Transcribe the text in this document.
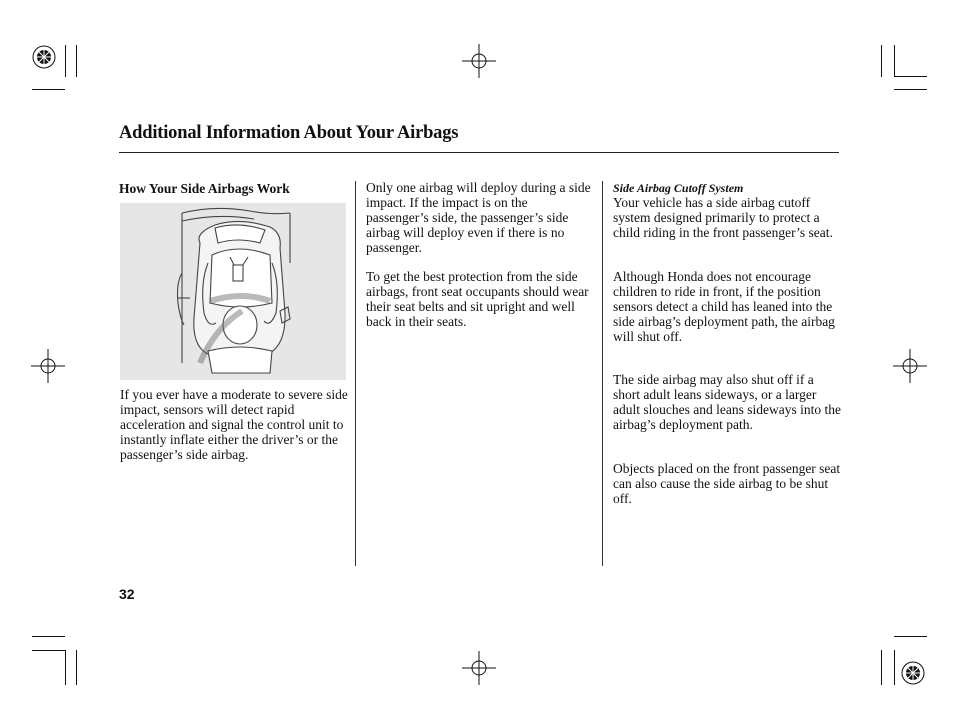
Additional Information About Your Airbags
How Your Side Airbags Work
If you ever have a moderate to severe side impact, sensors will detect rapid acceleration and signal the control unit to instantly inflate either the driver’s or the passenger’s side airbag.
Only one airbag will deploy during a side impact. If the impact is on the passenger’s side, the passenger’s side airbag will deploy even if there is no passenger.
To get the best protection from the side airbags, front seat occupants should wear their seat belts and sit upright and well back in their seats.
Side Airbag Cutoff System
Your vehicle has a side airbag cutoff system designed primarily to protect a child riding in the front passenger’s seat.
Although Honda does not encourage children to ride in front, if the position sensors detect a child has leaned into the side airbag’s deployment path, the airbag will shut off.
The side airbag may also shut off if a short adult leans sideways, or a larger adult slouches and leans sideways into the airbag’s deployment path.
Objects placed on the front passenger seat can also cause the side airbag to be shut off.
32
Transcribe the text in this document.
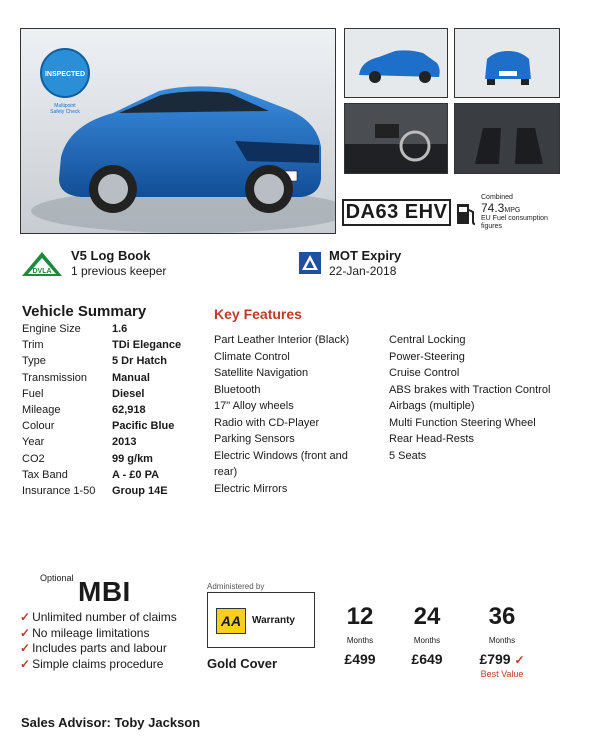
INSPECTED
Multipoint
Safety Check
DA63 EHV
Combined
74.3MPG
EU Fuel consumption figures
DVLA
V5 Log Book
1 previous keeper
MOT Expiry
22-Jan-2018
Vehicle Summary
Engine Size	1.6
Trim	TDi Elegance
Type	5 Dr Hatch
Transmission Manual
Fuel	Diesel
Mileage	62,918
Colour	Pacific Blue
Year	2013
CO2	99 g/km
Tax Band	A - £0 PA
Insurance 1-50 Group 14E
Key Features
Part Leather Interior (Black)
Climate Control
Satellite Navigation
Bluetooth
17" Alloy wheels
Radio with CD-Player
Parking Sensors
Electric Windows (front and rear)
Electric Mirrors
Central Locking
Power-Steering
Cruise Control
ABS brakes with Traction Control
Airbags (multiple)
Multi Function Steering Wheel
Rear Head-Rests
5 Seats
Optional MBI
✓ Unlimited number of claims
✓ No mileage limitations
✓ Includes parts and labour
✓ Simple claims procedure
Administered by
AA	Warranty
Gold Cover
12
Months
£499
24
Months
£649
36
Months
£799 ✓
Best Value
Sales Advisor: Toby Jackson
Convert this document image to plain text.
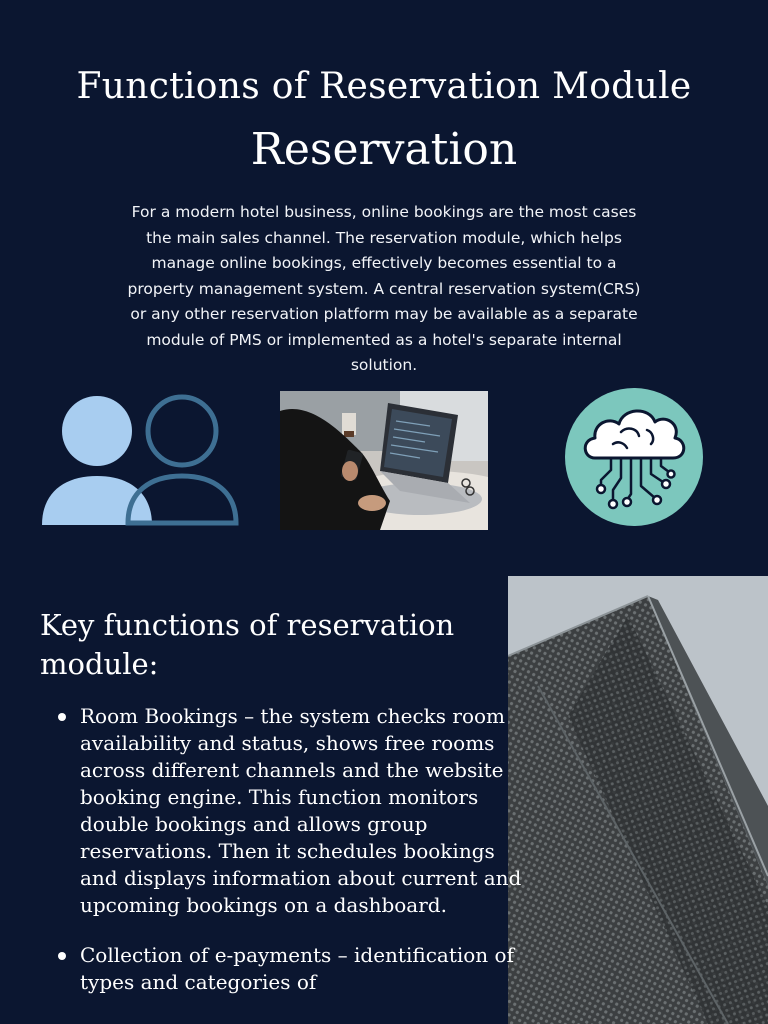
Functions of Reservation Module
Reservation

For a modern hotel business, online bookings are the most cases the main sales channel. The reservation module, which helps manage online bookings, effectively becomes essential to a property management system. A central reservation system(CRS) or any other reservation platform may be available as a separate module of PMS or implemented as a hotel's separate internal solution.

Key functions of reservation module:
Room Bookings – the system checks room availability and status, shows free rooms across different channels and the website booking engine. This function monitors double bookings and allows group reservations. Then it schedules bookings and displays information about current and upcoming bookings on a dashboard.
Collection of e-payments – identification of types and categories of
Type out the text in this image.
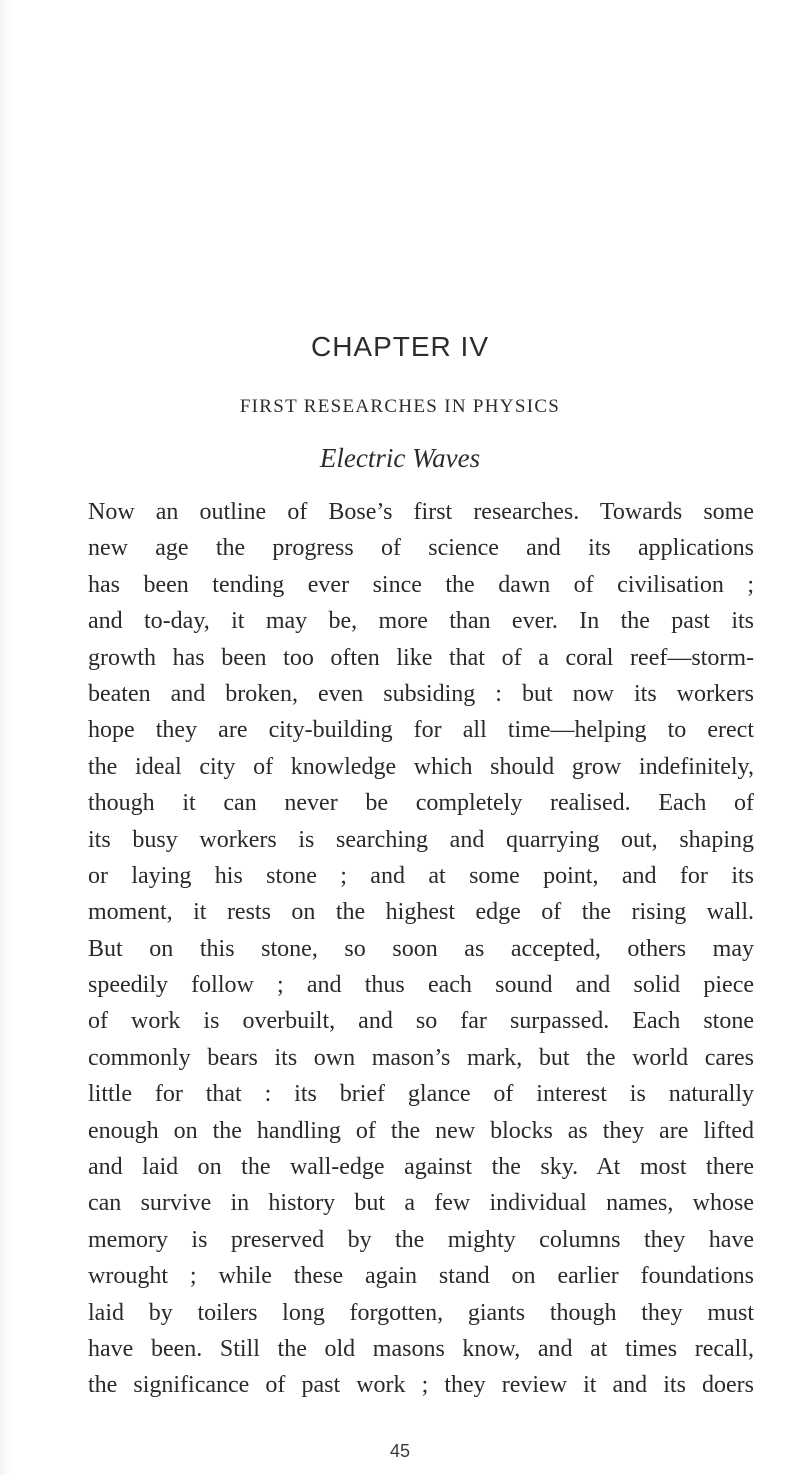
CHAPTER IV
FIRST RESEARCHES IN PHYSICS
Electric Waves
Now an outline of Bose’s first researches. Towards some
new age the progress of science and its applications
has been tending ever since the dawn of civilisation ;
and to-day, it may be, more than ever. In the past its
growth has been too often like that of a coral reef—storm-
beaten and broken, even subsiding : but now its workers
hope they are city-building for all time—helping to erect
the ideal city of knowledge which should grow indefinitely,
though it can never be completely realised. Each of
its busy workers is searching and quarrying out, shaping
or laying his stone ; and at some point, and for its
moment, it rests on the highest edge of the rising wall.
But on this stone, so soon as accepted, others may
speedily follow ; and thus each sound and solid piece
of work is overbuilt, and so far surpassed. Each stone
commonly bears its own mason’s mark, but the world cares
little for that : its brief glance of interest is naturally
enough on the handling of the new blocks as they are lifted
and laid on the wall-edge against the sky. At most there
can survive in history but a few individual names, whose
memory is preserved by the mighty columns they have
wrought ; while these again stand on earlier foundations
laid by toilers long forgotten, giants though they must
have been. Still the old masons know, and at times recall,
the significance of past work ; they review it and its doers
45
----
● **What to produce**
What is the number of lines above that contain "stone"? Answer with that number only.

● **The completed task**
3